Text passage:

::::

I brainstormed with the boys about some different projects that we could do for the school. I hoped that this would address several of my objectives in starting the project. First and foremost, I wanted to get the boys more engaged in learning. I also wanted to see a change in how the boys felt about and took care of the school. Finally, I wanted them to take responsibility for something. The scariest part of this for me was letting the boys determine the curriculum. I was surrendering control.
The boys decided they would take care of the fish tank in the library. I would teach the standards required by the county, but would let the students choose what that would look like.
I was a bit nervous when they chose the aquarium project. I didn't know a thing about fish or fish tanks. This was going to be their opportunity to become the experts.
In most schools, teachers spend hours planning what they are going to teach and then turn in a lesson plan that reflects their planning. I was stepping into uncharted territory. I could not plan several weeks ahead. I could not even plan several days ahead. I was going to be learning with them and allowing their findings to guide where we went next in our curriculum.

::::

Information provided:

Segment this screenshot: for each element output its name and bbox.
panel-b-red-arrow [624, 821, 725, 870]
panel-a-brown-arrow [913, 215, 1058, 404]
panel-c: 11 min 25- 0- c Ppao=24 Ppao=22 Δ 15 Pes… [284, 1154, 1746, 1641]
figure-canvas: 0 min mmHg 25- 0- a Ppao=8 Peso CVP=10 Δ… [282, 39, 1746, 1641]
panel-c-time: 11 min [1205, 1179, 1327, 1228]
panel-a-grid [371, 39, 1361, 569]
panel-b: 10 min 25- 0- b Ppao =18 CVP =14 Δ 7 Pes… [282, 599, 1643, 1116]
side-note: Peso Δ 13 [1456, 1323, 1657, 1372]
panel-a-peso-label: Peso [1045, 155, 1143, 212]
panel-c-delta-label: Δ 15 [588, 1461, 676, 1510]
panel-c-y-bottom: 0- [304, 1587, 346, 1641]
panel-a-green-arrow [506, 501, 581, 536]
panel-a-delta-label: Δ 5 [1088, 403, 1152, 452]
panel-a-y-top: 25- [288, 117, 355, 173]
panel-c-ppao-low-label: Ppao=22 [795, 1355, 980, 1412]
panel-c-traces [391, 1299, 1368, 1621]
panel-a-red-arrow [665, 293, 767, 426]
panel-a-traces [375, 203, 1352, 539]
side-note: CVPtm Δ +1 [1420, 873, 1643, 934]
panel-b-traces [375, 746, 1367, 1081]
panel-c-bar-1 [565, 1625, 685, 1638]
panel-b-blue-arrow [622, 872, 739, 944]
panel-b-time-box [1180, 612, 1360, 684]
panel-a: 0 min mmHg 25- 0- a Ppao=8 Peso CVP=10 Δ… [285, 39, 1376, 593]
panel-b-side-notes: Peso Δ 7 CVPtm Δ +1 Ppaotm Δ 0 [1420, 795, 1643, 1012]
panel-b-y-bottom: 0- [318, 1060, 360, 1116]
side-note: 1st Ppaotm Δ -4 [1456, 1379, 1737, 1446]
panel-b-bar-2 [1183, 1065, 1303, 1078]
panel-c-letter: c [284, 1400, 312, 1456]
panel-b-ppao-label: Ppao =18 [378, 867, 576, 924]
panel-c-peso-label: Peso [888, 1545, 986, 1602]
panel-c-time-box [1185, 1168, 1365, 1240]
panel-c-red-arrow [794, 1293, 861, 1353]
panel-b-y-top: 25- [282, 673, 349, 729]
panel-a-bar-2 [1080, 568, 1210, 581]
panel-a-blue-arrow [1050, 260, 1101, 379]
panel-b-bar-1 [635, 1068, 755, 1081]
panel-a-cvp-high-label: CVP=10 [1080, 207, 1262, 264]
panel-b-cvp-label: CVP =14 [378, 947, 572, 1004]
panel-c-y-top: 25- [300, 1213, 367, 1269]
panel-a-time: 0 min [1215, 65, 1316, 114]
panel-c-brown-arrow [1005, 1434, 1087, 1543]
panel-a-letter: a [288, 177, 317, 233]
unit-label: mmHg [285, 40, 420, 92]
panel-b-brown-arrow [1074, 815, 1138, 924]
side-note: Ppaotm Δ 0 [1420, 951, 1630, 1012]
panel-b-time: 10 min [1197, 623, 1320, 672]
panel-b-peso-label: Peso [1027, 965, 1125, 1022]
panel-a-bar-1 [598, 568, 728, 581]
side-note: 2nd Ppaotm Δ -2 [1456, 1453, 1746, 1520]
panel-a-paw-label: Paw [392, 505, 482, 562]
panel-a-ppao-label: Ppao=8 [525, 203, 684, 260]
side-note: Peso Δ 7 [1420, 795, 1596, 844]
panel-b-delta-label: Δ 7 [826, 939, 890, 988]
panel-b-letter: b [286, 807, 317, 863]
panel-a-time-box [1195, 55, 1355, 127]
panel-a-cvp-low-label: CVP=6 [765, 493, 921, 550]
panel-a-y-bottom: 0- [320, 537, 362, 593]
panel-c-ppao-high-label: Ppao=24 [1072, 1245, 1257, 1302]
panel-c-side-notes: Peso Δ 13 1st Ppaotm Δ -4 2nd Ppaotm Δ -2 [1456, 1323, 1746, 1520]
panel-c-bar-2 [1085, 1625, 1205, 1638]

::::

Brief 1: Copy the passage about the boys' school project word for word, starting at "The boys decided" and ending at "in our curriculum.".
Brief 2: Resume the text about the boys' school project, writing on from its final sentence.

Exercise response 1:
The boys decided they would take care of the fish tank in the library. I would teach the standards required by the county, but would let the students choose what that would look like.
I was a bit nervous when they chose the aquarium project. I didn't know a thing about fish or fish tanks. This was going to be their opportunity to become the experts.
In most schools, teachers spend hours planning what they are going to teach and then turn in a lesson plan that reflects their planning. I was stepping into uncharted territory. I could not plan several weeks ahead. I could not even plan several days ahead. I was going to be learning with them and allowing their findings to guide where we went next in our curriculum.

Exercise response 2:
So there I was with my boys, and we had started something new. The project blossomed from there.
I did not want the boys to just learn about fish tanks, as fun as that would be. I still had language arts standards that had to be met, so I chose short fiction stories and nonfiction articles about fish and aquariums to begin our unit. We also went to the library and the computer lab and researched different types of aquariums and fish. We read about tank management and fish compatibility. After they learned to write business letters, they wrote to different pet stores in the area asking for donations.
Unexpected Developments
Some unexpected things happened while we were working on this project. For the first time, the boys stopped expending their energies by throwing paper wads at each other every time my back was turned. They also stopped play fighting as much and began to work together.
When we went to the computer lab, there was a constant hum of voices. Students moved around, but not to thump each other on the ears. Instead, they were showing each other what they had found on the computers. Rather than arguing about who stole their pencil, they argued about what kinds of fish we should get for the tank. The entire tone of the class changed for the better.
Every day, a student would come in and ask if we were "doing the fish tank," and 26 other faces would turn to me in expectation. The other question that permeated the class was "Are we really going to … ." The boys wanted to make sure we were really going to fix the aquarium, mail letters to businesses, and learn about fish. It was important to them that the learning we were doing was "real."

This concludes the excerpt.